**REQUEST:**
Repeat every line below exactly as it reads.
======== SOURCE RECORDS ========
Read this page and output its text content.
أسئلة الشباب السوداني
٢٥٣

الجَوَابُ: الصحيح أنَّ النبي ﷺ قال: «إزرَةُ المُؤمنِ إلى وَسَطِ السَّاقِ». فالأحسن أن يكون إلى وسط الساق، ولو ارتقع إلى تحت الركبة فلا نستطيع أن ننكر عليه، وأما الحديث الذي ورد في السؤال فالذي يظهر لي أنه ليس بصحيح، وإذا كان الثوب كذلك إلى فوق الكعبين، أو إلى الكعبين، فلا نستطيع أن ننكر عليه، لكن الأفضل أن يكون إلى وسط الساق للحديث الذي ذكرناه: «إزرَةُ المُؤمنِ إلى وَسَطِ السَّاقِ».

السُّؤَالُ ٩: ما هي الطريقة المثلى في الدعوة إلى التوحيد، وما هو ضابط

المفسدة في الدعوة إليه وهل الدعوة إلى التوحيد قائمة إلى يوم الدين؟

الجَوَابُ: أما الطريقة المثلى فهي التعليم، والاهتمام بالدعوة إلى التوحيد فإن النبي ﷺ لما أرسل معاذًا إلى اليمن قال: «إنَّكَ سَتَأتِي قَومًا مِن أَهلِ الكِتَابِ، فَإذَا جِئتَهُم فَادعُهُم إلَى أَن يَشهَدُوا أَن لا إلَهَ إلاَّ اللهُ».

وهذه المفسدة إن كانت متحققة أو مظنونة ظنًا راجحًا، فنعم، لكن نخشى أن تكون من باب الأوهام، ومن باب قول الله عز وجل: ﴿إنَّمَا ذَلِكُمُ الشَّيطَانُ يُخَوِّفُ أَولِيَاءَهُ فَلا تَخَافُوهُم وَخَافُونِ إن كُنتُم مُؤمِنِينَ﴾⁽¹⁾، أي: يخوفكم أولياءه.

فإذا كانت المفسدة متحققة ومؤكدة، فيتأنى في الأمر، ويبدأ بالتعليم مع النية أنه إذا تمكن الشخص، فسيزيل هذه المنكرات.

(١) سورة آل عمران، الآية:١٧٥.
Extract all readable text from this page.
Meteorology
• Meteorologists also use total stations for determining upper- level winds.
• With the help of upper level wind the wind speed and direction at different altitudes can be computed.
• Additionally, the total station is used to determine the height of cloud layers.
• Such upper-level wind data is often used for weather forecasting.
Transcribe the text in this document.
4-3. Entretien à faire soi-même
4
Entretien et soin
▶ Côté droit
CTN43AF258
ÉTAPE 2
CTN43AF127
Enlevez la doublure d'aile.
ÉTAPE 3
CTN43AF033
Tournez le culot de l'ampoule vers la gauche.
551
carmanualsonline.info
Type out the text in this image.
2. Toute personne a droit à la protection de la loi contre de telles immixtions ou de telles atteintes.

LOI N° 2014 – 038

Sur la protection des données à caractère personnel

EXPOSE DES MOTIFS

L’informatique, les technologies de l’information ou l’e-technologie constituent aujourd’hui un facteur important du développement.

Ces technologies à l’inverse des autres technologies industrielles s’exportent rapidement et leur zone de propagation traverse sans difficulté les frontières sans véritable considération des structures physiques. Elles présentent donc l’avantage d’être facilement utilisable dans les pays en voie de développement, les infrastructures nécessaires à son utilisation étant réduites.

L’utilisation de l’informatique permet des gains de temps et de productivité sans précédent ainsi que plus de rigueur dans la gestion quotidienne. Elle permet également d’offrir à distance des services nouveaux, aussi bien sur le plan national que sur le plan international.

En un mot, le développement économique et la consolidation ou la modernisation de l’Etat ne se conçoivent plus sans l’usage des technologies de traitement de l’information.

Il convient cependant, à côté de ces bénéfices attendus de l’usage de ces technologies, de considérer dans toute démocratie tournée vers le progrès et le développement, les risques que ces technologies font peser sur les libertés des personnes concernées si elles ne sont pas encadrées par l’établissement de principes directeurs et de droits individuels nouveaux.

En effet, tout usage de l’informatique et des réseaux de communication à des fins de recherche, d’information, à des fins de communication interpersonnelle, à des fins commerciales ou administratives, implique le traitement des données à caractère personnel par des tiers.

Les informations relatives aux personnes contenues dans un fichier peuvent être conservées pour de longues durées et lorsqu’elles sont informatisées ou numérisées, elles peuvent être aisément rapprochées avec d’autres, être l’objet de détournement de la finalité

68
========
**ANSWER BELOW:**
Read this page and output its text content.
أسئلة الشباب السوداني
٢٥٣

الجَوَابُ: الصحيح أنَّ النبي ﷺ قال: «إزرَةُ المُؤمنِ إلى وَسَطِ السَّاقِ». فالأحسن أن يكون إلى وسط الساق، ولو ارتقع إلى تحت الركبة فلا نستطيع أن ننكر عليه، وأما الحديث الذي ورد في السؤال فالذي يظهر لي أنه ليس بصحيح، وإذا كان الثوب كذلك إلى فوق الكعبين، أو إلى الكعبين، فلا نستطيع أن ننكر عليه، لكن الأفضل أن يكون إلى وسط الساق للحديث الذي ذكرناه: «إزرَةُ المُؤمنِ إلى وَسَطِ السَّاقِ».

السُّؤَالُ ٩: ما هي الطريقة المثلى في الدعوة إلى التوحيد، وما هو ضابط

المفسدة في الدعوة إليه وهل الدعوة إلى التوحيد قائمة إلى يوم الدين؟

الجَوَابُ: أما الطريقة المثلى فهي التعليم، والاهتمام بالدعوة إلى التوحيد فإن النبي ﷺ لما أرسل معاذًا إلى اليمن قال: «إنَّكَ سَتَأتِي قَومًا مِن أَهلِ الكِتَابِ، فَإذَا جِئتَهُم فَادعُهُم إلَى أَن يَشهَدُوا أَن لا إلَهَ إلاَّ اللهُ».

وهذه المفسدة إن كانت متحققة أو مظنونة ظنًا راجحًا، فنعم، لكن نخشى أن تكون من باب الأوهام، ومن باب قول الله عز وجل: ﴿إنَّمَا ذَلِكُمُ الشَّيطَانُ يُخَوِّفُ أَولِيَاءَهُ فَلا تَخَافُوهُم وَخَافُونِ إن كُنتُم مُؤمِنِينَ﴾⁽¹⁾، أي: يخوفكم أولياءه.

فإذا كانت المفسدة متحققة ومؤكدة، فيتأنى في الأمر، ويبدأ بالتعليم مع النية أنه إذا تمكن الشخص، فسيزيل هذه المنكرات.

(١) سورة آل عمران، الآية:١٧٥.
Extract all readable text from this page.
Meteorology
• Meteorologists also use total stations for determining upper- level winds.
• With the help of upper level wind the wind speed and direction at different altitudes can be computed.
• Additionally, the total station is used to determine the height of cloud layers.
• Such upper-level wind data is often used for weather forecasting.
Transcribe the text in this document.
4-3. Entretien à faire soi-même
4
Entretien et soin
▶ Côté droit
CTN43AF258
ÉTAPE 2
CTN43AF127
Enlevez la doublure d'aile.
ÉTAPE 3
CTN43AF033
Tournez le culot de l'ampoule vers la gauche.
551
carmanualsonline.info
Type out the text in this image.
2. Toute personne a droit à la protection de la loi contre de telles immixtions ou de telles atteintes.

LOI N° 2014 – 038

Sur la protection des données à caractère personnel

EXPOSE DES MOTIFS

L’informatique, les technologies de l’information ou l’e-technologie constituent aujourd’hui un facteur important du développement.

Ces technologies à l’inverse des autres technologies industrielles s’exportent rapidement et leur zone de propagation traverse sans difficulté les frontières sans véritable considération des structures physiques. Elles présentent donc l’avantage d’être facilement utilisable dans les pays en voie de développement, les infrastructures nécessaires à son utilisation étant réduites.

L’utilisation de l’informatique permet des gains de temps et de productivité sans précédent ainsi que plus de rigueur dans la gestion quotidienne. Elle permet également d’offrir à distance des services nouveaux, aussi bien sur le plan national que sur le plan international.

En un mot, le développement économique et la consolidation ou la modernisation de l’Etat ne se conçoivent plus sans l’usage des technologies de traitement de l’information.

Il convient cependant, à côté de ces bénéfices attendus de l’usage de ces technologies, de considérer dans toute démocratie tournée vers le progrès et le développement, les risques que ces technologies font peser sur les libertés des personnes concernées si elles ne sont pas encadrées par l’établissement de principes directeurs et de droits individuels nouveaux.

En effet, tout usage de l’informatique et des réseaux de communication à des fins de recherche, d’information, à des fins de communication interpersonnelle, à des fins commerciales ou administratives, implique le traitement des données à caractère personnel par des tiers.

Les informations relatives aux personnes contenues dans un fichier peuvent être conservées pour de longues durées et lorsqu’elles sont informatisées ou numérisées, elles peuvent être aisément rapprochées avec d’autres, être l’objet de détournement de la finalité

68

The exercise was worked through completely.